EXERCISE OBJECTIVE: Determine the number of lines containing the word "mamaria", and state that figure alone.

------ RECORDS FOR THE EXERCISE ------

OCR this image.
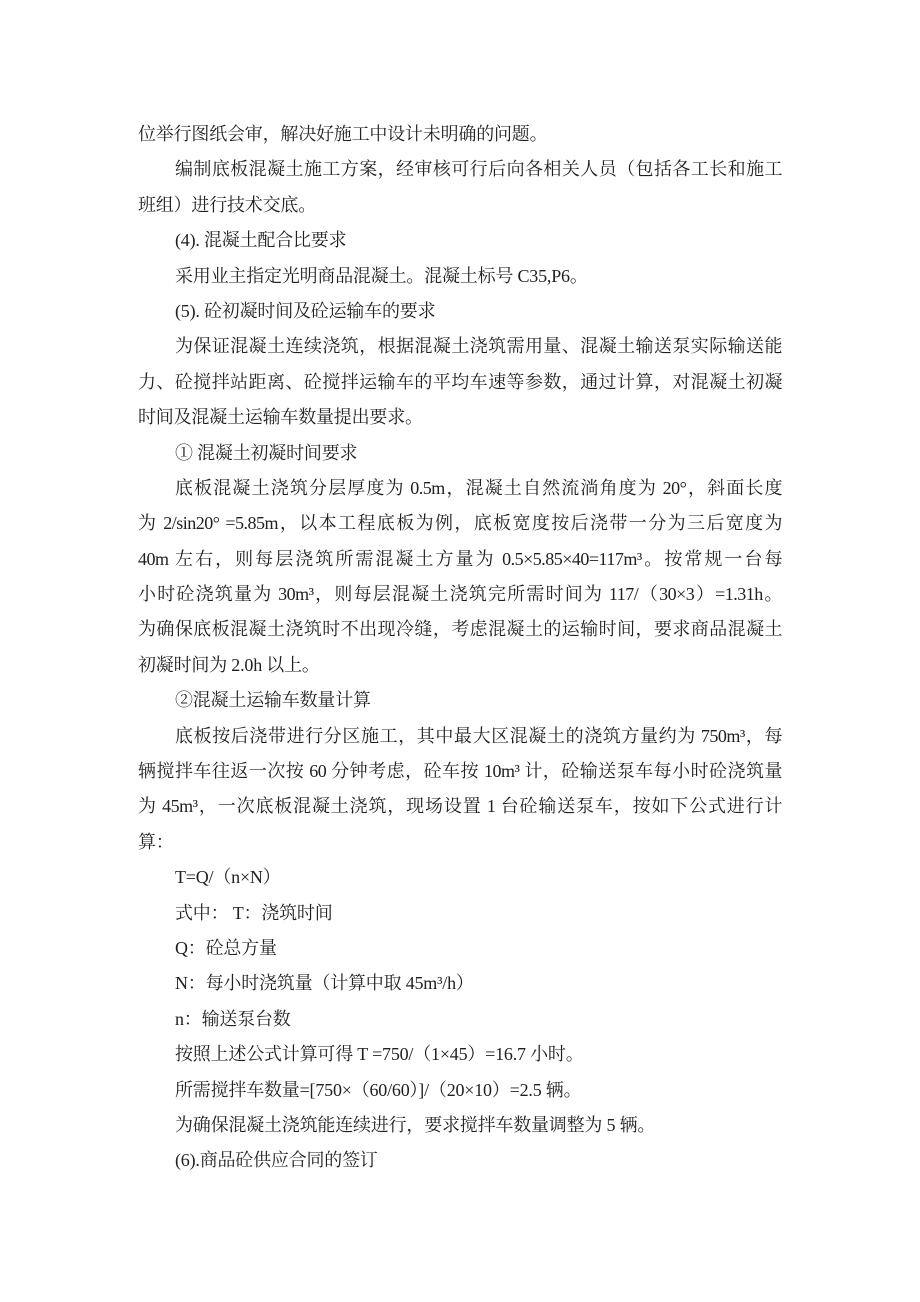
位举行图纸会审，解决好施工中设计未明确的问题。
编制底板混凝土施工方案，经审核可行后向各相关人员（包括各工长和施工
班组）进行技术交底。
(4). 混凝土配合比要求
采用业主指定光明商品混凝土。混凝土标号 C35,P6。
(5). 砼初凝时间及砼运输车的要求
为保证混凝土连续浇筑，根据混凝土浇筑需用量、混凝土输送泵实际输送能
力、砼搅拌站距离、砼搅拌运输车的平均车速等参数，通过计算，对混凝土初凝
时间及混凝土运输车数量提出要求。
① 混凝土初凝时间要求
底板混凝土浇筑分层厚度为 0.5m，混凝土自然流淌角度为 20°，斜面长度
为 2/sin20° =5.85m，以本工程底板为例，底板宽度按后浇带一分为三后宽度为
40m 左右，则每层浇筑所需混凝土方量为 0.5×5.85×40=117m³。按常规一台每
小时砼浇筑量为 30m³，则每层混凝土浇筑完所需时间为 117/（30×3）=1.31h。
为确保底板混凝土浇筑时不出现冷缝，考虑混凝土的运输时间，要求商品混凝土
初凝时间为 2.0h 以上。
②混凝土运输车数量计算
底板按后浇带进行分区施工，其中最大区混凝土的浇筑方量约为 750m³，每
辆搅拌车往返一次按 60 分钟考虑，砼车按 10m³ 计，砼输送泵车每小时砼浇筑量
为 45m³，一次底板混凝土浇筑，现场设置 1 台砼输送泵车，按如下公式进行计
算：
T=Q/（n×N）
式中： T：浇筑时间
Q：砼总方量
N：每小时浇筑量（计算中取 45m³/h）
n：输送泵台数
按照上述公式计算可得 T =750/（1×45）=16.7 小时。
所需搅拌车数量=[750×（60/60）]/（20×10）=2.5 辆。
为确保混凝土浇筑能连续进行，要求搅拌车数量调整为 5 辆。
(6).商品砼供应合同的签订
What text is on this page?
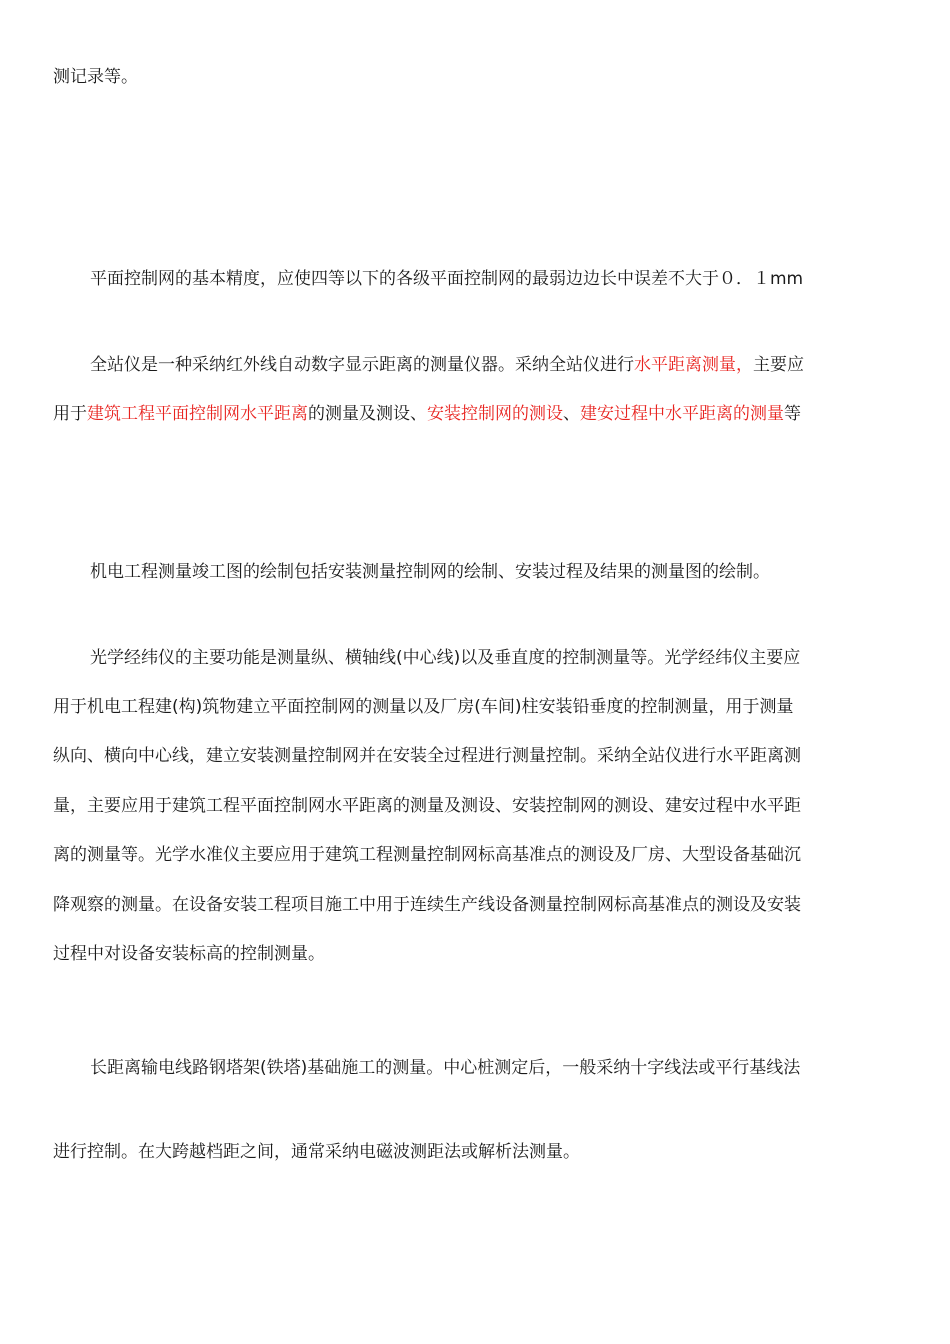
测记录等。
平面控制网的基本精度，应使四等以下的各级平面控制网的最弱边边长中误差不大于０．１mm
全站仪是一种采纳红外线自动数字显示距离的测量仪器。采纳全站仪进行水平距离测量，主要应
用于建筑工程平面控制网水平距离的测量及测设、安装控制网的测设、建安过程中水平距离的测量等
机电工程测量竣工图的绘制包括安装测量控制网的绘制、安装过程及结果的测量图的绘制。
光学经纬仪的主要功能是测量纵、横轴线(中心线)以及垂直度的控制测量等。光学经纬仪主要应
用于机电工程建(构)筑物建立平面控制网的测量以及厂房(车间)柱安装铅垂度的控制测量，用于测量
纵向、横向中心线，建立安装测量控制网并在安装全过程进行测量控制。采纳全站仪进行水平距离测
量，主要应用于建筑工程平面控制网水平距离的测量及测设、安装控制网的测设、建安过程中水平距
离的测量等。光学水准仪主要应用于建筑工程测量控制网标高基准点的测设及厂房、大型设备基础沉
降观察的测量。在设备安装工程项目施工中用于连续生产线设备测量控制网标高基准点的测设及安装
过程中对设备安装标高的控制测量。
长距离输电线路钢塔架(铁塔)基础施工的测量。中心桩测定后，一般采纳十字线法或平行基线法
进行控制。在大跨越档距之间，通常采纳电磁波测距法或解析法测量。
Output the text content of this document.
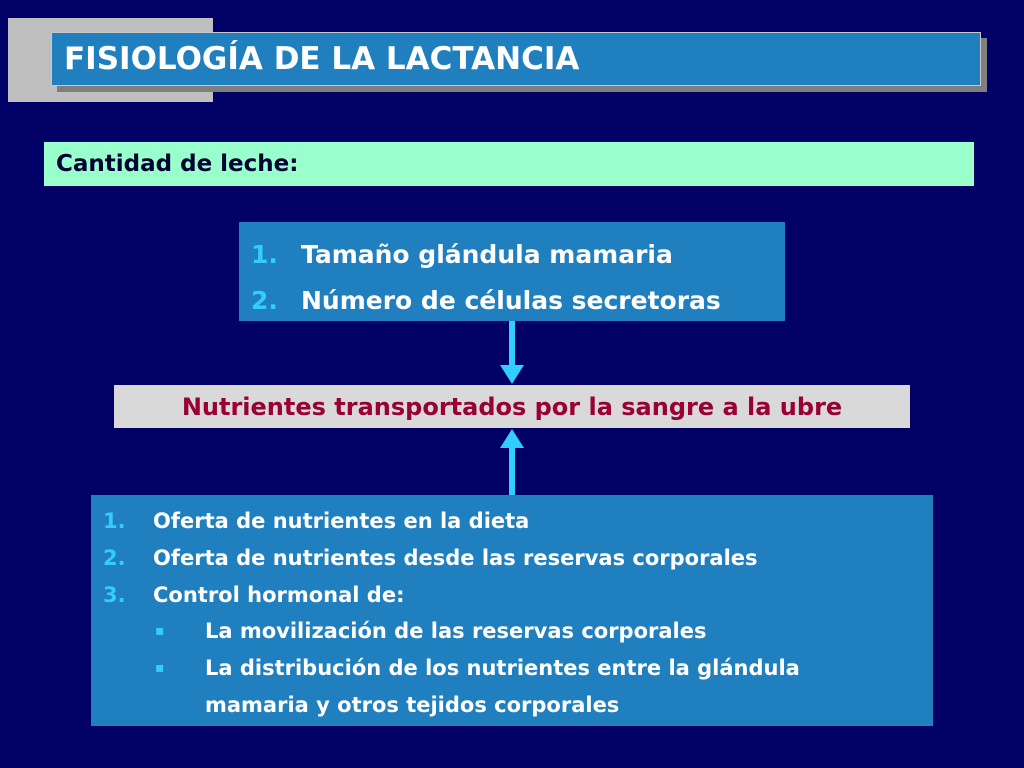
FISIOLOGÍA DE LA LACTANCIA
Cantidad de leche:
1. Tamaño glándula mamaria
2. Número de células secretoras
Nutrientes transportados por la sangre a la ubre
1.	Oferta de nutrientes en la dieta
2.	Oferta de nutrientes desde las reservas corporales
3.	Control hormonal de:
▪	La movilización de las reservas corporales
▪	La distribución de los nutrientes entre la glándula
mamaria y otros tejidos corporales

------

IN RESPONSE: 2